● Listed records:

-=-=-

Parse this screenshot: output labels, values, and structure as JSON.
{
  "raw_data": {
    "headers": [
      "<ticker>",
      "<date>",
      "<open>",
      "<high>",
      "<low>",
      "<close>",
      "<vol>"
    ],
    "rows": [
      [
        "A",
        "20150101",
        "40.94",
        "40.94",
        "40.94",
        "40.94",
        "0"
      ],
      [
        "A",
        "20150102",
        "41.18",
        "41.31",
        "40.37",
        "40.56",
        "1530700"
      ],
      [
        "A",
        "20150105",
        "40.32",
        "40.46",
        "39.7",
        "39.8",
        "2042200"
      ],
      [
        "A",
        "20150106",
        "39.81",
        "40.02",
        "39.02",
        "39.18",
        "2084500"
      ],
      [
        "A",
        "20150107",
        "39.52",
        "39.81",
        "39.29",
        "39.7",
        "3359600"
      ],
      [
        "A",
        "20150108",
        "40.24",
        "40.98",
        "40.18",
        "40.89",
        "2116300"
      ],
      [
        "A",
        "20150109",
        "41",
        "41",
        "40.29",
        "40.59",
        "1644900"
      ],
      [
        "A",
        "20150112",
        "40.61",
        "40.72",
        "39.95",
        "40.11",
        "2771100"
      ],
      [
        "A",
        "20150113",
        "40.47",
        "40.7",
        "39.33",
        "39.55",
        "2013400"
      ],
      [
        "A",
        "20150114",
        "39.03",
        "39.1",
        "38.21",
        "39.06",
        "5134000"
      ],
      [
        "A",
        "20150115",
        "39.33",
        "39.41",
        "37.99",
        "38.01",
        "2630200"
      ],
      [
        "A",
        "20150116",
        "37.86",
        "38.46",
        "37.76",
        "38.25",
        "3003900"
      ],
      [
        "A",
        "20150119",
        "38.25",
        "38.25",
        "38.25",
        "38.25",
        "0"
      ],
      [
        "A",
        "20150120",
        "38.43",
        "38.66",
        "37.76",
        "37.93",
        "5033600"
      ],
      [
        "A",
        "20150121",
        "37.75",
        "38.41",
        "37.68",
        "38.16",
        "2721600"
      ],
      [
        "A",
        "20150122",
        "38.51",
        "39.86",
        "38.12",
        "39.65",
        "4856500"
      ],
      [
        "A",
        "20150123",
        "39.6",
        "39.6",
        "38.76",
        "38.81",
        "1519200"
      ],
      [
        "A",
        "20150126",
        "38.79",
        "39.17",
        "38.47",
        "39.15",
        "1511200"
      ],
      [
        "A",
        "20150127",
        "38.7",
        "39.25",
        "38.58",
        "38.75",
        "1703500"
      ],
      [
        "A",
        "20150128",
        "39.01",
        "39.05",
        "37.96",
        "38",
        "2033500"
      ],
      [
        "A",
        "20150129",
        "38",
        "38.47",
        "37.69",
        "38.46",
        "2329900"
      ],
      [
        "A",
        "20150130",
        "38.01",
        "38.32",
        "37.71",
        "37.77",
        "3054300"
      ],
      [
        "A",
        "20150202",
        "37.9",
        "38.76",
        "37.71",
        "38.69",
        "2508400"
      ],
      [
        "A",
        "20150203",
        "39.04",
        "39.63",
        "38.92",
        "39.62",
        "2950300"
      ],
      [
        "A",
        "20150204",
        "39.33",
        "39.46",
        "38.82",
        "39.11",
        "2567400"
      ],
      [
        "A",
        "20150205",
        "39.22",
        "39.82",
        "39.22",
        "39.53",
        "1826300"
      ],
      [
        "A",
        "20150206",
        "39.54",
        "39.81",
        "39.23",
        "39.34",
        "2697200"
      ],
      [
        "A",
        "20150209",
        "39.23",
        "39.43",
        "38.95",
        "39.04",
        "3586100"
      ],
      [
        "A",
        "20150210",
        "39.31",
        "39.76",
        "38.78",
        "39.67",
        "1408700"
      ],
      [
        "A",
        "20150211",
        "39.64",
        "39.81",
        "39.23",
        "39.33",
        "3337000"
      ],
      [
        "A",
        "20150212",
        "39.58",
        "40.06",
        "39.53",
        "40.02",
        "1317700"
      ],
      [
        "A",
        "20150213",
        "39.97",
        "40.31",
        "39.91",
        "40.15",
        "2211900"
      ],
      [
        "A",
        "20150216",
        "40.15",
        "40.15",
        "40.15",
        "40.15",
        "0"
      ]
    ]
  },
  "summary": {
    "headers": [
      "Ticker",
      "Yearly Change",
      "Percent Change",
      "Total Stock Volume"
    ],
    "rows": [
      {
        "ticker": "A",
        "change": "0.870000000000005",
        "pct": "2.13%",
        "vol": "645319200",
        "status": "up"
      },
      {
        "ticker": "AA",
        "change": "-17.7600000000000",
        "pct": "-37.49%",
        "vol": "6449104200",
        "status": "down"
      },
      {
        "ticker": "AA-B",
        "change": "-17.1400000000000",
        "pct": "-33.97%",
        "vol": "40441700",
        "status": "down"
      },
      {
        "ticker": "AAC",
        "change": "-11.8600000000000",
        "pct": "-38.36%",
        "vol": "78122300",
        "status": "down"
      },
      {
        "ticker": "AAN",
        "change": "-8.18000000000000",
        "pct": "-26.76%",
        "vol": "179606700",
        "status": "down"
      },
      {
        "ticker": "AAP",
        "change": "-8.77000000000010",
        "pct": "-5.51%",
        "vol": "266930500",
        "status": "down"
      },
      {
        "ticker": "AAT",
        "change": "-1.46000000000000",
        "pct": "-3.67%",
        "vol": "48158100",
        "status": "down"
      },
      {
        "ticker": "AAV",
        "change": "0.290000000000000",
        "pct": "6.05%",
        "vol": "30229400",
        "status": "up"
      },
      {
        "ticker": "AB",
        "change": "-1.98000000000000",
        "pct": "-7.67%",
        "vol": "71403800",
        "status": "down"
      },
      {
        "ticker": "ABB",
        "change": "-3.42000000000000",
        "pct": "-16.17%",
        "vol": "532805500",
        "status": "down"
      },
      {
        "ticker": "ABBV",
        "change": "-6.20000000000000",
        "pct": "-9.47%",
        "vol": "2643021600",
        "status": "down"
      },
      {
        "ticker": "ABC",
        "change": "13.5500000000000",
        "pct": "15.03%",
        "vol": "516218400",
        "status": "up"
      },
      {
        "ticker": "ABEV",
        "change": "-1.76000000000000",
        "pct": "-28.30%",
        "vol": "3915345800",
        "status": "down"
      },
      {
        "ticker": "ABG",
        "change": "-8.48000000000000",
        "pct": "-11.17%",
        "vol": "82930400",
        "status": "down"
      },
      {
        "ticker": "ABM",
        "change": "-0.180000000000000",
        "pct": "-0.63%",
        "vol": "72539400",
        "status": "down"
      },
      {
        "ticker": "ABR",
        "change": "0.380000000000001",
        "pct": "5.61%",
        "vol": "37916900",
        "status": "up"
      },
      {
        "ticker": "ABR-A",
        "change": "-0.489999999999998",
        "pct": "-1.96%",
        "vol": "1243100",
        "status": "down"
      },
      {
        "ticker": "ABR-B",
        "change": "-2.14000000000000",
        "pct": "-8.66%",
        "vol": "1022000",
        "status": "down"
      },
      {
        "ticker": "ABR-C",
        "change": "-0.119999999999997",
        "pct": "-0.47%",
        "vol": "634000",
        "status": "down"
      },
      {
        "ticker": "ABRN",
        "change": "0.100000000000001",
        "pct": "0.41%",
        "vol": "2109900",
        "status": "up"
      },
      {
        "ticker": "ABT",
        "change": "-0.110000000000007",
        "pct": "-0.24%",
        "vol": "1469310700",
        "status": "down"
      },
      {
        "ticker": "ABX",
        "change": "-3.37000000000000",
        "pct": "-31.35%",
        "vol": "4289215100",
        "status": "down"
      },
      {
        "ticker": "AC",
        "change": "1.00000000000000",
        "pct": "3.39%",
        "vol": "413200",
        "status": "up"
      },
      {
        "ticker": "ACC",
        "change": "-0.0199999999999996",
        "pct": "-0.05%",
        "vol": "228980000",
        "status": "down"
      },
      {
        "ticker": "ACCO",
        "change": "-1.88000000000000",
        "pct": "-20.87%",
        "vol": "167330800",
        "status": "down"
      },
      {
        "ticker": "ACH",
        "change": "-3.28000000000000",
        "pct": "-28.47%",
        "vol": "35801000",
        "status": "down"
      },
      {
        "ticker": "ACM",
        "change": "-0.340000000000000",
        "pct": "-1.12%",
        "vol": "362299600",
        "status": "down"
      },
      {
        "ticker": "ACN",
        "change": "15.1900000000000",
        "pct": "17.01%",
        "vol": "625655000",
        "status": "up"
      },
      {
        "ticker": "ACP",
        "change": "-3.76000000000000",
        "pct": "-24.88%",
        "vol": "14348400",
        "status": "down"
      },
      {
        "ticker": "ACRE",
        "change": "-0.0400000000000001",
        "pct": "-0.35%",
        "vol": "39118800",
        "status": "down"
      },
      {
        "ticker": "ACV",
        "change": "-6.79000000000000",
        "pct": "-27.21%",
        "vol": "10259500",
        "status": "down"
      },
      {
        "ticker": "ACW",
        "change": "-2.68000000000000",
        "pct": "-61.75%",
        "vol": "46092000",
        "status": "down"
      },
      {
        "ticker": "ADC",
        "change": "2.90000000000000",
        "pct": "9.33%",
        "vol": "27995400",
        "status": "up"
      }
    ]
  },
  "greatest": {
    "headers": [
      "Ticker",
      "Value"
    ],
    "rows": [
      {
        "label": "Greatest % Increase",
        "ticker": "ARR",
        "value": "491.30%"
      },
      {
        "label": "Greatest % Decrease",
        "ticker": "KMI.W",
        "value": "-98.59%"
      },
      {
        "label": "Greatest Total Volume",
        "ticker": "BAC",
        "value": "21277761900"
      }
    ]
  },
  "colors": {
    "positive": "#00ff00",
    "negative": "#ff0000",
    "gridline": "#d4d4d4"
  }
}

-=-=-

● What you will do:
Provide the count, and nothing else, of lines in the data above where the word "Volume" occurs.

● Exercise response:
2